**Required work**
Every line that includes the word "นการส" is to be listed.

BEGIN

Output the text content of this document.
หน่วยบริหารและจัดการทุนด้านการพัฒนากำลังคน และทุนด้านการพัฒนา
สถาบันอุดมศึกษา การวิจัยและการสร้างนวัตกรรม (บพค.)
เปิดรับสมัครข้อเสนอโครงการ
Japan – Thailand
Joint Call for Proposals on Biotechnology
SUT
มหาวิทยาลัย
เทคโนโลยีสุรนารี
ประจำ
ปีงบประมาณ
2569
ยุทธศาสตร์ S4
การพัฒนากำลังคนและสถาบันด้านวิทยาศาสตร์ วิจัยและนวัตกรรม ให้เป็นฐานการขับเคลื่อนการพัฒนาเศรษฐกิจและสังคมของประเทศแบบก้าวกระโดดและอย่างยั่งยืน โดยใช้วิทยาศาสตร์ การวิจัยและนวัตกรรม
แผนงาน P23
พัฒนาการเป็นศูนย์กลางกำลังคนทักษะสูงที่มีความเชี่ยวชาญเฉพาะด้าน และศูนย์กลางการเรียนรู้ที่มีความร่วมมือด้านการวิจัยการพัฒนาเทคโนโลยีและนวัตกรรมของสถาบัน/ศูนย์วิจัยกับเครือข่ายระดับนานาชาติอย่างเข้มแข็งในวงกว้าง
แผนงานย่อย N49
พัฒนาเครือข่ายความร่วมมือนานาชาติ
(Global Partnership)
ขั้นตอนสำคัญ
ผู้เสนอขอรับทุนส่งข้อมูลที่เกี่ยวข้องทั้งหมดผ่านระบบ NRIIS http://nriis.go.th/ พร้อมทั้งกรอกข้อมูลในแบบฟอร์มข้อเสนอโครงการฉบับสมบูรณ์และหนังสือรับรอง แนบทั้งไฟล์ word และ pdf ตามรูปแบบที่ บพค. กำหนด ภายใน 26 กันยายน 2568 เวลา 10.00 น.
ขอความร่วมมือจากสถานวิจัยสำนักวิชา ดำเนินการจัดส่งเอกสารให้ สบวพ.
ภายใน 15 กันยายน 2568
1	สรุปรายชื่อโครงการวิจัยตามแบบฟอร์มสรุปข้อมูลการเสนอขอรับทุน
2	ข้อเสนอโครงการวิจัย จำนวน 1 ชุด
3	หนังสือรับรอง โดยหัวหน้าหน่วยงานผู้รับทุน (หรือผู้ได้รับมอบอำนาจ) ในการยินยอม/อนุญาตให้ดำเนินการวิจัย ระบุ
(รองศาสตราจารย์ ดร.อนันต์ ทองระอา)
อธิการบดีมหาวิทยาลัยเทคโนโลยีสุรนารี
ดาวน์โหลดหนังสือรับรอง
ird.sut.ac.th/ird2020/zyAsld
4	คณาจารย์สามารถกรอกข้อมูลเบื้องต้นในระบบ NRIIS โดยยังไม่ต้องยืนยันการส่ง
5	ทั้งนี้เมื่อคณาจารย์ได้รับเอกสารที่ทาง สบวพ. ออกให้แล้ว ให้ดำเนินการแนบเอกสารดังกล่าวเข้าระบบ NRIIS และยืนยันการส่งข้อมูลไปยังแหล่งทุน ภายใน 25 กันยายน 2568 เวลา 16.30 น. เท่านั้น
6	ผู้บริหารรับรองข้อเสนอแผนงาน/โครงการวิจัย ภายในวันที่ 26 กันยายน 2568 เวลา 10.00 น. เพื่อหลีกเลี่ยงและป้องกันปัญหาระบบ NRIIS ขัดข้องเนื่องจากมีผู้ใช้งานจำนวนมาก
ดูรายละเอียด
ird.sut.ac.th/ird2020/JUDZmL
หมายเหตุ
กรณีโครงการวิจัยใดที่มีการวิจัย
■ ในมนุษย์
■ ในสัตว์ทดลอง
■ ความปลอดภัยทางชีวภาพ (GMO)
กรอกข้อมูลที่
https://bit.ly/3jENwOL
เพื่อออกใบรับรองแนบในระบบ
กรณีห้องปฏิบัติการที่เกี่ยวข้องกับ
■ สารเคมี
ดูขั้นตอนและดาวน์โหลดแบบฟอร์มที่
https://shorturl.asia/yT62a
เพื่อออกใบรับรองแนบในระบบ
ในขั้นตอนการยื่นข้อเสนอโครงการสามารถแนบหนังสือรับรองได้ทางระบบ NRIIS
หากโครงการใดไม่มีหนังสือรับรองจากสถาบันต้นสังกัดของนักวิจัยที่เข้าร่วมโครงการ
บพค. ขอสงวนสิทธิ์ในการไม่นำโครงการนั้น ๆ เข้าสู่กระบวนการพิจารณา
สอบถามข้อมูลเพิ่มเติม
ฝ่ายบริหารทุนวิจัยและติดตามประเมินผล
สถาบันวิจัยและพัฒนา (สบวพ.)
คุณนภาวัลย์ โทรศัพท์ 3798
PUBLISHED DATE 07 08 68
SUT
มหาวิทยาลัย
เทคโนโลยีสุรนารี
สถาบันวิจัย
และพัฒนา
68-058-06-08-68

END

**Result for this task**
4	คณาจารย์สามารถกรอกข้อมูลเบื้องต้นในระบบ NRIIS โดยยังไม่ต้องยืนยันการส่ง
5	ทั้งนี้เมื่อคณาจารย์ได้รับเอกสารที่ทาง สบวพ. ออกให้แล้ว ให้ดำเนินการแนบเอกสารดังกล่าวเข้าระบบ NRIIS และยืนยันการส่งข้อมูลไปยังแหล่งทุน ภายใน 25 กันยายน 2568 เวลา 16.30 น. เท่านั้น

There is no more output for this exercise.